§ PROBLEMS TO WORK ON:
• 1. In the passage about Nicholas and his NYPD press credential, in what year did the NYPD first issue him one?
• 2. Summarize the passage about Nicholas and his NYPD press credential in two sentences.
• 3. From the passage about Nicholas and his NYPD press credential, reproduce word for word everything from "In his amended" down to "a preliminary injunction.".

§ SOURCE EXTRACT:
Nicholas is a professional photojournalist. (Compl. ¶ 52.) The NYPD first issued him a press credential (or “press pass”) in 2007. (Id.) According to Nicholas, an NYPD press credential is essentially required for photojournalists because it permits them to gain entry to official press conferences, to cross police lines, and to cover crime and fires scenes. (Id. ¶¶ 54- 56.) For that reason, Nicholas alleges, most editors who hire journalists and photojournalists to cover New York City news consider a press credential to be a “necessary prerequisite for employment.” (Id. ¶ 57.)
In his amended complaint, Nicholas details several encounters with the NYPD that led to the summary revocation of his press pass, including the incident that prompted the filing of his initial motion for a preliminary injunction.

§ SOURCE DATA:
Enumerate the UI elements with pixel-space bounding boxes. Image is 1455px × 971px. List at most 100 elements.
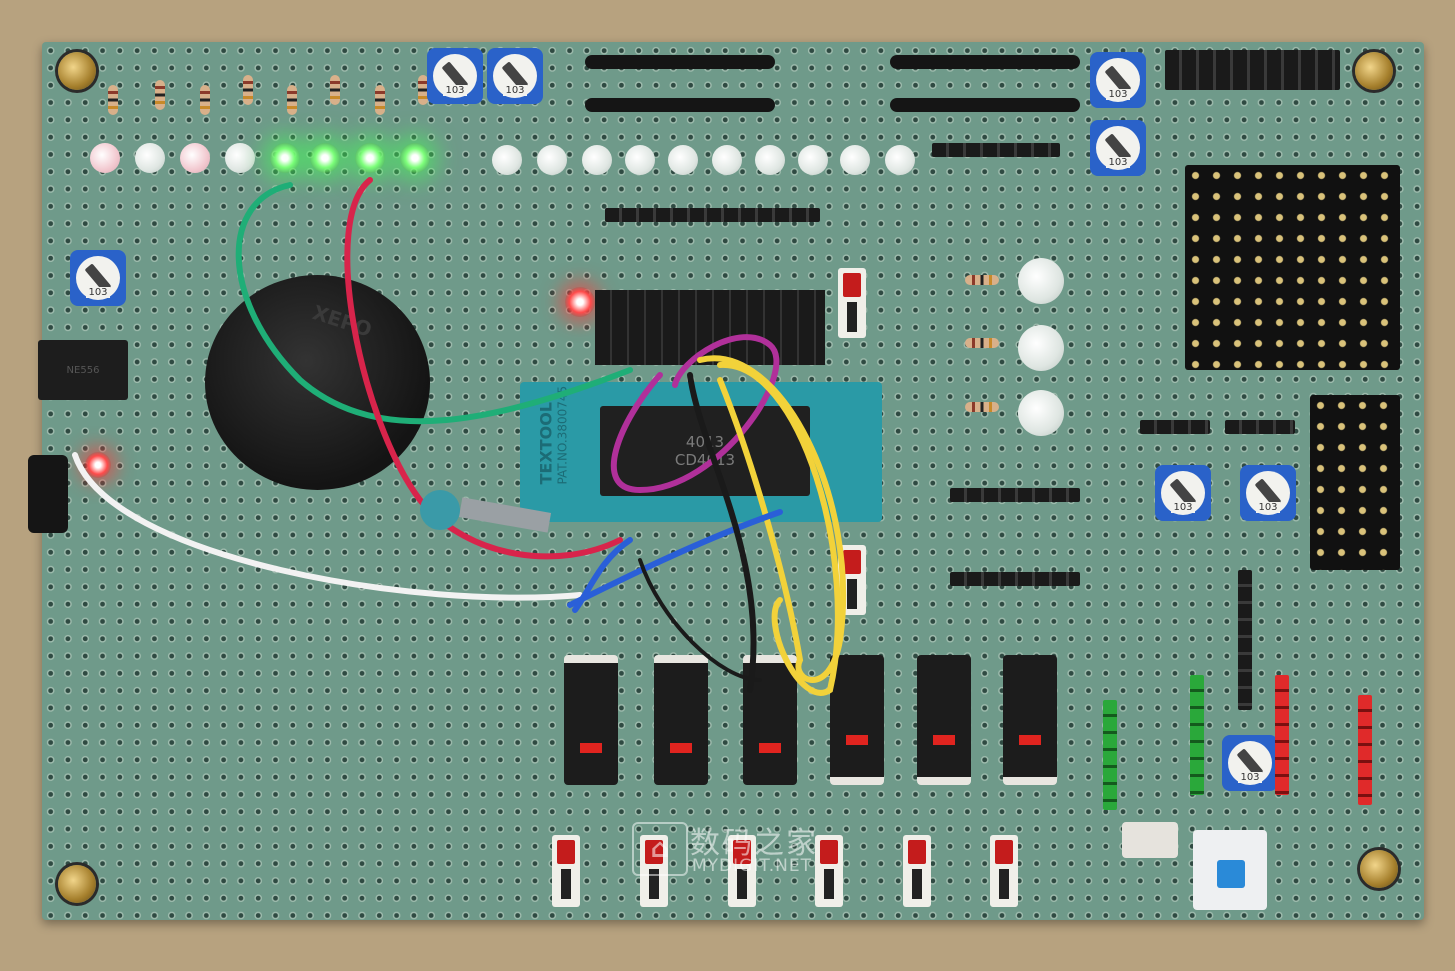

§ EXPECTED RESULTS:
• 1. 2007

• 2. Nicholas, a professional photojournalist first issued an NYPD press credential in 2007, alleges that such a credential is essentially required for photojournalists because it lets them enter official press conferences, cross police lines, and cover crime and fire scenes, and that most editors consider it a necessary prerequisite for employment. His amended complaint details several encounters with the NYPD that led to the summary revocation of his press pass.

• 3.
In his amended complaint, Nicholas details several encounters with the NYPD that led to the summary revocation of his press pass, including the incident that prompted the filing of his initial motion for a preliminary injunction.